### Written task
Exclude any images and output the remaining records exactly.

### Rows from a figure dataset

- - - - -

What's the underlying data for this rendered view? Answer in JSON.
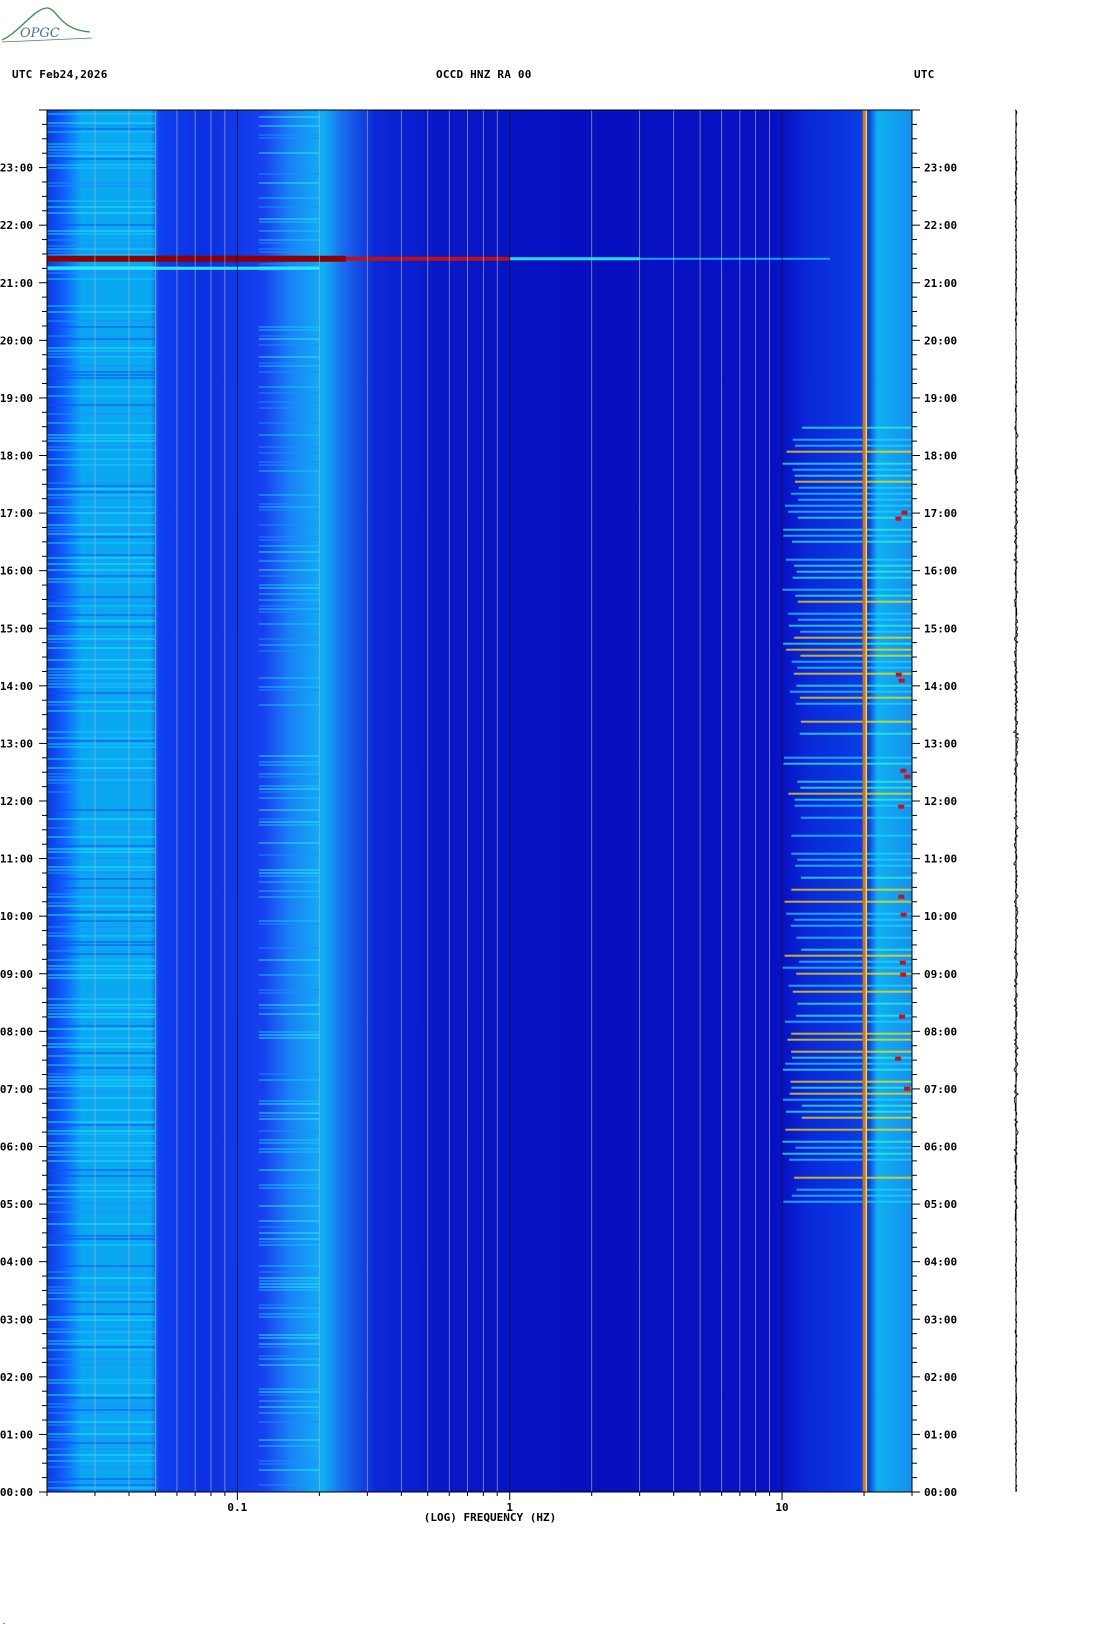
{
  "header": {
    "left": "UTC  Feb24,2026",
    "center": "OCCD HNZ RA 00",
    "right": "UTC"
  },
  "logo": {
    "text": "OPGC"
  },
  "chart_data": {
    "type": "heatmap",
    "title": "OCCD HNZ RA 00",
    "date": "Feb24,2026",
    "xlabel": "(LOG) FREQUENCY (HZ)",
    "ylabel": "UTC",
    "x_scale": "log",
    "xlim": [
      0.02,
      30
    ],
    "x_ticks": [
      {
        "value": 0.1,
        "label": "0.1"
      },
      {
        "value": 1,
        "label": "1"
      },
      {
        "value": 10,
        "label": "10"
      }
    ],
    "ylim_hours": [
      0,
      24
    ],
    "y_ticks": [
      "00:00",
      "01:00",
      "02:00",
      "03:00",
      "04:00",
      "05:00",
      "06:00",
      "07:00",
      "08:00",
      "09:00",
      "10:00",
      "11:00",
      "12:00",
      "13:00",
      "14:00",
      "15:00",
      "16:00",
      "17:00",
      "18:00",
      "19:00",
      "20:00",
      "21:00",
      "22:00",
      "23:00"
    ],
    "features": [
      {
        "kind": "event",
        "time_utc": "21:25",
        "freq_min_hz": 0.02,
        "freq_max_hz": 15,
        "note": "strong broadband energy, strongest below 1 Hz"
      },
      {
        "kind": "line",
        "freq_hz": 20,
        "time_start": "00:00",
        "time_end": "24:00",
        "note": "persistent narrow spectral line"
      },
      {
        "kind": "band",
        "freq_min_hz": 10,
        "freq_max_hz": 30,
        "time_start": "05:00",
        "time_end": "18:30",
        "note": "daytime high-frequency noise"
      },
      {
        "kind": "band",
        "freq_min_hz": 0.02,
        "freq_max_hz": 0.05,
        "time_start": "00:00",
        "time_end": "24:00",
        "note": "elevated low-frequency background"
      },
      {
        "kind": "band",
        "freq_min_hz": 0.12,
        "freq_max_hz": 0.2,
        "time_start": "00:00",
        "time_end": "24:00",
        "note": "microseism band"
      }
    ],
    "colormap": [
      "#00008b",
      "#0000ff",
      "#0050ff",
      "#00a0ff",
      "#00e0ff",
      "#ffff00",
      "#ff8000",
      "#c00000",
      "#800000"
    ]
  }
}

- - - - -

### Task response
What's the underlying data for this rendered view? Answer in JSON.
{
  "header": {
    "left": "UTC  Feb24,2026",
    "center": "OCCD HNZ RA 00",
    "right": "UTC"
  },
  "logo": {
    "text": "OPGC"
  },
  "chart_data": {
    "type": "heatmap",
    "title": "OCCD HNZ RA 00",
    "date": "Feb24,2026",
    "xlabel": "(LOG) FREQUENCY (HZ)",
    "ylabel": "UTC",
    "x_scale": "log",
    "xlim": [
      0.02,
      30
    ],
    "x_ticks": [
      {
        "value": 0.1,
        "label": "0.1"
      },
      {
        "value": 1,
        "label": "1"
      },
      {
        "value": 10,
        "label": "10"
      }
    ],
    "ylim_hours": [
      0,
      24
    ],
    "y_ticks": [
      "00:00",
      "01:00",
      "02:00",
      "03:00",
      "04:00",
      "05:00",
      "06:00",
      "07:00",
      "08:00",
      "09:00",
      "10:00",
      "11:00",
      "12:00",
      "13:00",
      "14:00",
      "15:00",
      "16:00",
      "17:00",
      "18:00",
      "19:00",
      "20:00",
      "21:00",
      "22:00",
      "23:00"
    ],
    "features": [
      {
        "kind": "event",
        "time_utc": "21:25",
        "freq_min_hz": 0.02,
        "freq_max_hz": 15,
        "note": "strong broadband energy, strongest below 1 Hz"
      },
      {
        "kind": "line",
        "freq_hz": 20,
        "time_start": "00:00",
        "time_end": "24:00",
        "note": "persistent narrow spectral line"
      },
      {
        "kind": "band",
        "freq_min_hz": 10,
        "freq_max_hz": 30,
        "time_start": "05:00",
        "time_end": "18:30",
        "note": "daytime high-frequency noise"
      },
      {
        "kind": "band",
        "freq_min_hz": 0.02,
        "freq_max_hz": 0.05,
        "time_start": "00:00",
        "time_end": "24:00",
        "note": "elevated low-frequency background"
      },
      {
        "kind": "band",
        "freq_min_hz": 0.12,
        "freq_max_hz": 0.2,
        "time_start": "00:00",
        "time_end": "24:00",
        "note": "microseism band"
      }
    ],
    "colormap": [
      "#00008b",
      "#0000ff",
      "#0050ff",
      "#00a0ff",
      "#00e0ff",
      "#ffff00",
      "#ff8000",
      "#c00000",
      "#800000"
    ]
  }
}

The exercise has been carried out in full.